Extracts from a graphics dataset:
######

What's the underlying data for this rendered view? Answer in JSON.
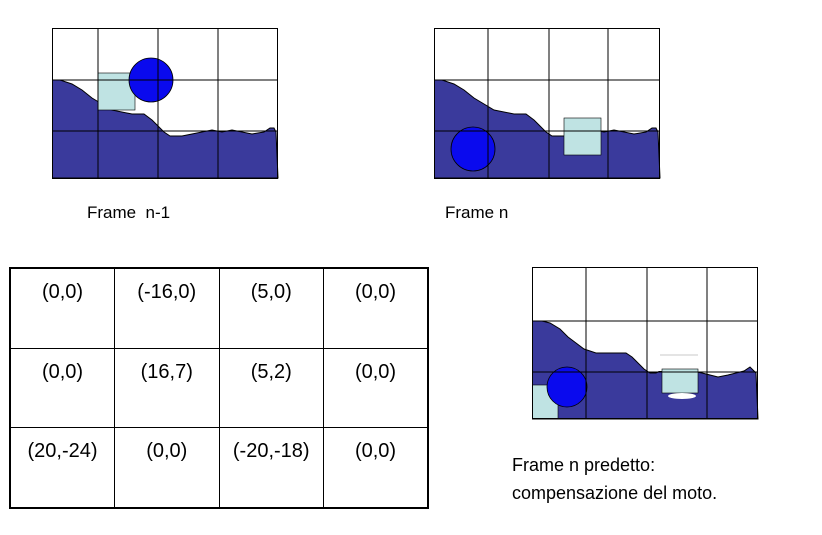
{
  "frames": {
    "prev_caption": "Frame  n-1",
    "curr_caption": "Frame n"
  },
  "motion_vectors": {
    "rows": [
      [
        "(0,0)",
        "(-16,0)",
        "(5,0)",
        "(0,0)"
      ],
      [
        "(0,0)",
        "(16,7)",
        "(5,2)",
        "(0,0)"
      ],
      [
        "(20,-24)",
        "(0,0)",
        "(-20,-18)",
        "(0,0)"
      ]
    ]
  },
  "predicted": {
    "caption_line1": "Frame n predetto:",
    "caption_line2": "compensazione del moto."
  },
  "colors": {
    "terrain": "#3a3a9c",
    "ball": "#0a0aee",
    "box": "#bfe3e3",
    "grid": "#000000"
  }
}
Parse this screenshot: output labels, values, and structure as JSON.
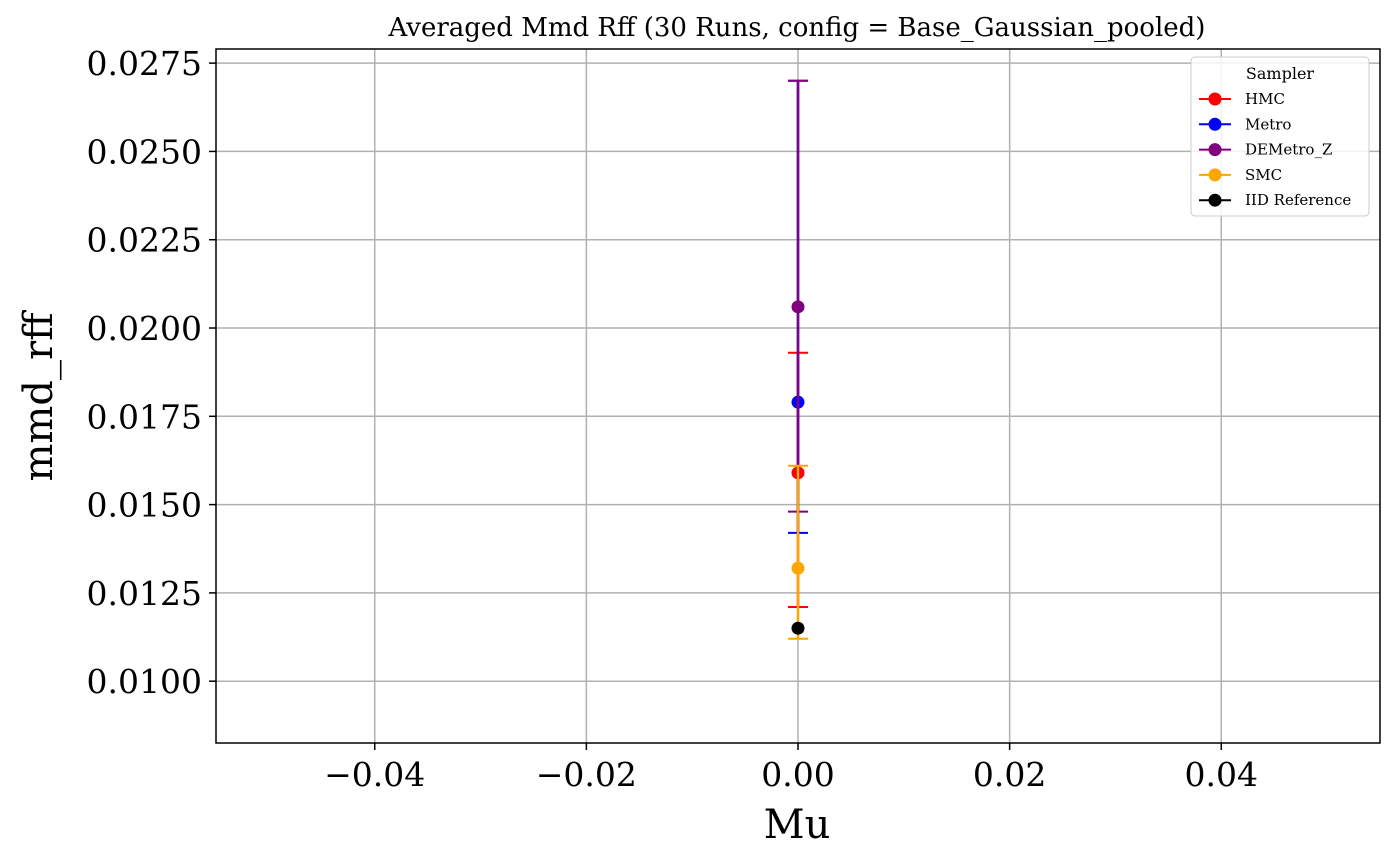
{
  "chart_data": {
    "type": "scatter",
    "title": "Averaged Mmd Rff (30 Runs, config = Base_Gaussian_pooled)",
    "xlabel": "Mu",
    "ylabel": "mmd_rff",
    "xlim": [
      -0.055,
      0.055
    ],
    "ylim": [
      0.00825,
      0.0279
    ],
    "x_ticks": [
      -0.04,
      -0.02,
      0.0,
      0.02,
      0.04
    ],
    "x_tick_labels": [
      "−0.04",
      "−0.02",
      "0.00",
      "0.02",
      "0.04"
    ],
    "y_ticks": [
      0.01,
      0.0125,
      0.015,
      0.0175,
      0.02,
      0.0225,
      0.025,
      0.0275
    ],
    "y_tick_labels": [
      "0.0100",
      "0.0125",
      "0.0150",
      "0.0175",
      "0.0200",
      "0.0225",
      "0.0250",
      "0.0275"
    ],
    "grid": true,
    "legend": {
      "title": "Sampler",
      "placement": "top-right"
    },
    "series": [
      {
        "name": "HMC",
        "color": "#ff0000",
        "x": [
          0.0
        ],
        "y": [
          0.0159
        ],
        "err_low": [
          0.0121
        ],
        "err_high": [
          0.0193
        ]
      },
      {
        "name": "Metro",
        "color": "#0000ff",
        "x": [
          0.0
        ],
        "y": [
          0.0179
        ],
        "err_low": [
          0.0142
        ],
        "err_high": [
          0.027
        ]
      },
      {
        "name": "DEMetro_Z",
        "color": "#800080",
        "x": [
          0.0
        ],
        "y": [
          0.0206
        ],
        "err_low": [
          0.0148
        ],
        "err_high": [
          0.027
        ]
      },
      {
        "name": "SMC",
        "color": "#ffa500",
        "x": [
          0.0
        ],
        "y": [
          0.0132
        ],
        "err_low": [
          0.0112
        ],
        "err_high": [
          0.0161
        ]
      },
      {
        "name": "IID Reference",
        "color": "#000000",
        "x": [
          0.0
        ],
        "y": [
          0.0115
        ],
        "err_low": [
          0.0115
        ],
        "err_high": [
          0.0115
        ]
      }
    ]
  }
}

######

• **INSTRUCTIONS FOR THE TASK**: How many lines of these entries contain "name"? Answer with the number and nothing else.

• **FULL SOLUTION**: 5